**THE EXERCISE**
Without altering anything, repeat each of the records.

**EXTRACTED RECORDS**

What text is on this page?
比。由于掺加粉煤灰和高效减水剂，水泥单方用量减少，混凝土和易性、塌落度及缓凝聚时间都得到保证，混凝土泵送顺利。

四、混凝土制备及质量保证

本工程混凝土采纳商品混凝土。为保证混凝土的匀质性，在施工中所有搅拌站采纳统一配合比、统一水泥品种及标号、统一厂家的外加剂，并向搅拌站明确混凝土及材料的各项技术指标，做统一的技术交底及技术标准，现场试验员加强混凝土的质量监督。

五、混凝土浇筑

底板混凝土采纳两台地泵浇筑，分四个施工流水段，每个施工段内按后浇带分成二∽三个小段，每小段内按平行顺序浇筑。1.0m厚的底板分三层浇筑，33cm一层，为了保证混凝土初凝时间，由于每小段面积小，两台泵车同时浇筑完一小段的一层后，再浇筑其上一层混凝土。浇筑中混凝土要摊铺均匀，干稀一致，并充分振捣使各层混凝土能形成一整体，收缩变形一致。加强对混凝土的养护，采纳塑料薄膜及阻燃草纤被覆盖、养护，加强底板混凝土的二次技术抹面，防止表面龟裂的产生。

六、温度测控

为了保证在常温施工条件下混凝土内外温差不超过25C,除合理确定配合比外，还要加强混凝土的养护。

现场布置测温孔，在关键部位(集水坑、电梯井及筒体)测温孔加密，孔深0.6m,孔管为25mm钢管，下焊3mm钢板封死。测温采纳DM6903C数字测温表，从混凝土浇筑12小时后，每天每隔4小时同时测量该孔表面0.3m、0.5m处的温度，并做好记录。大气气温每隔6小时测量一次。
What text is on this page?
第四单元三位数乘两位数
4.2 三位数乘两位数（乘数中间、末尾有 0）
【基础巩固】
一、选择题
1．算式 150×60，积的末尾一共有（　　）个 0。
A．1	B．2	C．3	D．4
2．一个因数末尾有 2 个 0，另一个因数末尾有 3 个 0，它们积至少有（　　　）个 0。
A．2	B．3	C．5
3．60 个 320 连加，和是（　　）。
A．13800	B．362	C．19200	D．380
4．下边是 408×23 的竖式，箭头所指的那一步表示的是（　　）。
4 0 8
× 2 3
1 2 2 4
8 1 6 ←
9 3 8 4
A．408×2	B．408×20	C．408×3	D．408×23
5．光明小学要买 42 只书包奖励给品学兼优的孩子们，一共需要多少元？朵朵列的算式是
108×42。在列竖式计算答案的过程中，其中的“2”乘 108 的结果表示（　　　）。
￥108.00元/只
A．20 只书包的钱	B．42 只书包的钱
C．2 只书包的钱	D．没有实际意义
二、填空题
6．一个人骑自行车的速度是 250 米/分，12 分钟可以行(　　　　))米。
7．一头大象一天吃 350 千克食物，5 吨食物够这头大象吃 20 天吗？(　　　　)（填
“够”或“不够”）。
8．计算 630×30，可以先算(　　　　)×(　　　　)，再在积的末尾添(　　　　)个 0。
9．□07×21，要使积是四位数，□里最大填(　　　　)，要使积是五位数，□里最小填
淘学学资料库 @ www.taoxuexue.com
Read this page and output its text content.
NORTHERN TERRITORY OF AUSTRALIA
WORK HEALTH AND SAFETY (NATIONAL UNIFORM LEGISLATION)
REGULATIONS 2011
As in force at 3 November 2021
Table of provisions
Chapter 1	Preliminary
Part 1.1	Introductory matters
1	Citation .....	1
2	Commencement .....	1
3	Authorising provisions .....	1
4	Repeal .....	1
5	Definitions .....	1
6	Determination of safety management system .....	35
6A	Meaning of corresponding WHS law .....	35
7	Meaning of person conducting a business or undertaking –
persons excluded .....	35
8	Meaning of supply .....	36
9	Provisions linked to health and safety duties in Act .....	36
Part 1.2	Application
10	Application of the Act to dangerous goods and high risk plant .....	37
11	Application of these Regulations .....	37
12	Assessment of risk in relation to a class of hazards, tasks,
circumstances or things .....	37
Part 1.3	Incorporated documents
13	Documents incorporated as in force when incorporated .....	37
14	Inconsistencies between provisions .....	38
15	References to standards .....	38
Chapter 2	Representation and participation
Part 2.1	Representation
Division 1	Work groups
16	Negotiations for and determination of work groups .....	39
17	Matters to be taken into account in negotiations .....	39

**WORKED SOLUTION**
What text is on this page?
比。由于掺加粉煤灰和高效减水剂，水泥单方用量减少，混凝土和易性、塌落度及缓凝聚时间都得到保证，混凝土泵送顺利。

四、混凝土制备及质量保证

本工程混凝土采纳商品混凝土。为保证混凝土的匀质性，在施工中所有搅拌站采纳统一配合比、统一水泥品种及标号、统一厂家的外加剂，并向搅拌站明确混凝土及材料的各项技术指标，做统一的技术交底及技术标准，现场试验员加强混凝土的质量监督。

五、混凝土浇筑

底板混凝土采纳两台地泵浇筑，分四个施工流水段，每个施工段内按后浇带分成二∽三个小段，每小段内按平行顺序浇筑。1.0m厚的底板分三层浇筑，33cm一层，为了保证混凝土初凝时间，由于每小段面积小，两台泵车同时浇筑完一小段的一层后，再浇筑其上一层混凝土。浇筑中混凝土要摊铺均匀，干稀一致，并充分振捣使各层混凝土能形成一整体，收缩变形一致。加强对混凝土的养护，采纳塑料薄膜及阻燃草纤被覆盖、养护，加强底板混凝土的二次技术抹面，防止表面龟裂的产生。

六、温度测控

为了保证在常温施工条件下混凝土内外温差不超过25C,除合理确定配合比外，还要加强混凝土的养护。

现场布置测温孔，在关键部位(集水坑、电梯井及筒体)测温孔加密，孔深0.6m,孔管为25mm钢管，下焊3mm钢板封死。测温采纳DM6903C数字测温表，从混凝土浇筑12小时后，每天每隔4小时同时测量该孔表面0.3m、0.5m处的温度，并做好记录。大气气温每隔6小时测量一次。
What text is on this page?
第四单元三位数乘两位数
4.2 三位数乘两位数（乘数中间、末尾有 0）
【基础巩固】
一、选择题
1．算式 150×60，积的末尾一共有（　　）个 0。
A．1	B．2	C．3	D．4
2．一个因数末尾有 2 个 0，另一个因数末尾有 3 个 0，它们积至少有（　　　）个 0。
A．2	B．3	C．5
3．60 个 320 连加，和是（　　）。
A．13800	B．362	C．19200	D．380
4．下边是 408×23 的竖式，箭头所指的那一步表示的是（　　）。
4 0 8
× 2 3
1 2 2 4
8 1 6 ←
9 3 8 4
A．408×2	B．408×20	C．408×3	D．408×23
5．光明小学要买 42 只书包奖励给品学兼优的孩子们，一共需要多少元？朵朵列的算式是
108×42。在列竖式计算答案的过程中，其中的“2”乘 108 的结果表示（　　　）。
￥108.00元/只
A．20 只书包的钱	B．42 只书包的钱
C．2 只书包的钱	D．没有实际意义
二、填空题
6．一个人骑自行车的速度是 250 米/分，12 分钟可以行(　　　　))米。
7．一头大象一天吃 350 千克食物，5 吨食物够这头大象吃 20 天吗？(　　　　)（填
“够”或“不够”）。
8．计算 630×30，可以先算(　　　　)×(　　　　)，再在积的末尾添(　　　　)个 0。
9．□07×21，要使积是四位数，□里最大填(　　　　)，要使积是五位数，□里最小填
淘学学资料库 @ www.taoxuexue.com
Read this page and output its text content.
NORTHERN TERRITORY OF AUSTRALIA
WORK HEALTH AND SAFETY (NATIONAL UNIFORM LEGISLATION)
REGULATIONS 2011
As in force at 3 November 2021
Table of provisions
Chapter 1	Preliminary
Part 1.1	Introductory matters
1	Citation .....	1
2	Commencement .....	1
3	Authorising provisions .....	1
4	Repeal .....	1
5	Definitions .....	1
6	Determination of safety management system .....	35
6A	Meaning of corresponding WHS law .....	35
7	Meaning of person conducting a business or undertaking –
persons excluded .....	35
8	Meaning of supply .....	36
9	Provisions linked to health and safety duties in Act .....	36
Part 1.2	Application
10	Application of the Act to dangerous goods and high risk plant .....	37
11	Application of these Regulations .....	37
12	Assessment of risk in relation to a class of hazards, tasks,
circumstances or things .....	37
Part 1.3	Incorporated documents
13	Documents incorporated as in force when incorporated .....	37
14	Inconsistencies between provisions .....	38
15	References to standards .....	38
Chapter 2	Representation and participation
Part 2.1	Representation
Division 1	Work groups
16	Negotiations for and determination of work groups .....	39
17	Matters to be taken into account in negotiations .....	39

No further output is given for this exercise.